§ What you are asked to do
Present the following entries again, word for word and in full.

§ Given data
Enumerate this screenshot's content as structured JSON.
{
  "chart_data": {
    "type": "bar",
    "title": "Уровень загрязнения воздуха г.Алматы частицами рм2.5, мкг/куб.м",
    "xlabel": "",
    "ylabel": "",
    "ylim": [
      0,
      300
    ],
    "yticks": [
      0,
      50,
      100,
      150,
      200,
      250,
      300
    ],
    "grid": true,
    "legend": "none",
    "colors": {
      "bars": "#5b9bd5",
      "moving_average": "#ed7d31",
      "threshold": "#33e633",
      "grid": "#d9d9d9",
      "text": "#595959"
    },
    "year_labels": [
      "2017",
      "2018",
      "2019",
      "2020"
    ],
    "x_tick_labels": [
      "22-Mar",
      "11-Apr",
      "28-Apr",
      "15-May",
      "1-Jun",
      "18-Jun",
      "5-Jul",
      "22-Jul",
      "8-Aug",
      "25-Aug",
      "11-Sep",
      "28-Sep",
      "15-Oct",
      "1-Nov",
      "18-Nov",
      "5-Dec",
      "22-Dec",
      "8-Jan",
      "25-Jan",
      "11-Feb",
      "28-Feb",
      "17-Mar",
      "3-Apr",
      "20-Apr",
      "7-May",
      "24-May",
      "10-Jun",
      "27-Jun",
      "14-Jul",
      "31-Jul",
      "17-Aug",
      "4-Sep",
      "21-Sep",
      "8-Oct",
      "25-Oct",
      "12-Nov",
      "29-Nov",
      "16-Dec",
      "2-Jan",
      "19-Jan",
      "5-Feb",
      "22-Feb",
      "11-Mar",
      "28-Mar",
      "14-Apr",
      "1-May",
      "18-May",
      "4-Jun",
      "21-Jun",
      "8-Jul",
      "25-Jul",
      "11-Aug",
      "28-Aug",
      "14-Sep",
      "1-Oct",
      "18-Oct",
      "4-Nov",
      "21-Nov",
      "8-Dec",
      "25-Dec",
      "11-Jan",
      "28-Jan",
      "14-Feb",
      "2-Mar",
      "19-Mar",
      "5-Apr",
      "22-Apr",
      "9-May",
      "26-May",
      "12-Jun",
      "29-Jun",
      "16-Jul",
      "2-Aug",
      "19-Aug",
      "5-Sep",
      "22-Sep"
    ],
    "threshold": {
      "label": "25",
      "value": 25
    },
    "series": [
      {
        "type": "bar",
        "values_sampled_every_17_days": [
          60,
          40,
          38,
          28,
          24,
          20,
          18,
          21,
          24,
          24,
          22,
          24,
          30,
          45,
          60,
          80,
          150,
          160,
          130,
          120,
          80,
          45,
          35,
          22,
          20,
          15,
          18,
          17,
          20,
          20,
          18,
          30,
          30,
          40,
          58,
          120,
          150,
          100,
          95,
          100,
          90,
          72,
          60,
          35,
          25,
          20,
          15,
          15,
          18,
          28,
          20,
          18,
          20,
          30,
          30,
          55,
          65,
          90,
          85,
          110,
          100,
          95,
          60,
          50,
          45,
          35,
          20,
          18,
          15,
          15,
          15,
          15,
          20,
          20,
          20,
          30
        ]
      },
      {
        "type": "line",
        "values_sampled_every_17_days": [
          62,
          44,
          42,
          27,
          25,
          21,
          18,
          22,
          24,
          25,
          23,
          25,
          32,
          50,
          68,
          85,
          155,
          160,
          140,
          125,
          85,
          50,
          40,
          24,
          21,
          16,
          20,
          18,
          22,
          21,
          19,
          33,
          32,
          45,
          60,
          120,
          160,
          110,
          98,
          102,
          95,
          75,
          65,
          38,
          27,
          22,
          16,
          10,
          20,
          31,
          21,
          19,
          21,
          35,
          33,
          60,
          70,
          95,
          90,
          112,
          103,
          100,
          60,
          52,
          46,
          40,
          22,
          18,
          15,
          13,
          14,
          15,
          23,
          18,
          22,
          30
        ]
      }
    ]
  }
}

§ Answer below
Enumerate this screenshot's content as structured JSON.
{
  "chart_data": {
    "type": "bar",
    "title": "Уровень загрязнения воздуха г.Алматы частицами рм2.5, мкг/куб.м",
    "xlabel": "",
    "ylabel": "",
    "ylim": [
      0,
      300
    ],
    "yticks": [
      0,
      50,
      100,
      150,
      200,
      250,
      300
    ],
    "grid": true,
    "legend": "none",
    "colors": {
      "bars": "#5b9bd5",
      "moving_average": "#ed7d31",
      "threshold": "#33e633",
      "grid": "#d9d9d9",
      "text": "#595959"
    },
    "year_labels": [
      "2017",
      "2018",
      "2019",
      "2020"
    ],
    "x_tick_labels": [
      "22-Mar",
      "11-Apr",
      "28-Apr",
      "15-May",
      "1-Jun",
      "18-Jun",
      "5-Jul",
      "22-Jul",
      "8-Aug",
      "25-Aug",
      "11-Sep",
      "28-Sep",
      "15-Oct",
      "1-Nov",
      "18-Nov",
      "5-Dec",
      "22-Dec",
      "8-Jan",
      "25-Jan",
      "11-Feb",
      "28-Feb",
      "17-Mar",
      "3-Apr",
      "20-Apr",
      "7-May",
      "24-May",
      "10-Jun",
      "27-Jun",
      "14-Jul",
      "31-Jul",
      "17-Aug",
      "4-Sep",
      "21-Sep",
      "8-Oct",
      "25-Oct",
      "12-Nov",
      "29-Nov",
      "16-Dec",
      "2-Jan",
      "19-Jan",
      "5-Feb",
      "22-Feb",
      "11-Mar",
      "28-Mar",
      "14-Apr",
      "1-May",
      "18-May",
      "4-Jun",
      "21-Jun",
      "8-Jul",
      "25-Jul",
      "11-Aug",
      "28-Aug",
      "14-Sep",
      "1-Oct",
      "18-Oct",
      "4-Nov",
      "21-Nov",
      "8-Dec",
      "25-Dec",
      "11-Jan",
      "28-Jan",
      "14-Feb",
      "2-Mar",
      "19-Mar",
      "5-Apr",
      "22-Apr",
      "9-May",
      "26-May",
      "12-Jun",
      "29-Jun",
      "16-Jul",
      "2-Aug",
      "19-Aug",
      "5-Sep",
      "22-Sep"
    ],
    "threshold": {
      "label": "25",
      "value": 25
    },
    "series": [
      {
        "type": "bar",
        "values_sampled_every_17_days": [
          60,
          40,
          38,
          28,
          24,
          20,
          18,
          21,
          24,
          24,
          22,
          24,
          30,
          45,
          60,
          80,
          150,
          160,
          130,
          120,
          80,
          45,
          35,
          22,
          20,
          15,
          18,
          17,
          20,
          20,
          18,
          30,
          30,
          40,
          58,
          120,
          150,
          100,
          95,
          100,
          90,
          72,
          60,
          35,
          25,
          20,
          15,
          15,
          18,
          28,
          20,
          18,
          20,
          30,
          30,
          55,
          65,
          90,
          85,
          110,
          100,
          95,
          60,
          50,
          45,
          35,
          20,
          18,
          15,
          15,
          15,
          15,
          20,
          20,
          20,
          30
        ]
      },
      {
        "type": "line",
        "values_sampled_every_17_days": [
          62,
          44,
          42,
          27,
          25,
          21,
          18,
          22,
          24,
          25,
          23,
          25,
          32,
          50,
          68,
          85,
          155,
          160,
          140,
          125,
          85,
          50,
          40,
          24,
          21,
          16,
          20,
          18,
          22,
          21,
          19,
          33,
          32,
          45,
          60,
          120,
          160,
          110,
          98,
          102,
          95,
          75,
          65,
          38,
          27,
          22,
          16,
          10,
          20,
          31,
          21,
          19,
          21,
          35,
          33,
          60,
          70,
          95,
          90,
          112,
          103,
          100,
          60,
          52,
          46,
          40,
          22,
          18,
          15,
          13,
          14,
          15,
          23,
          18,
          22,
          30
        ]
      }
    ]
  }
}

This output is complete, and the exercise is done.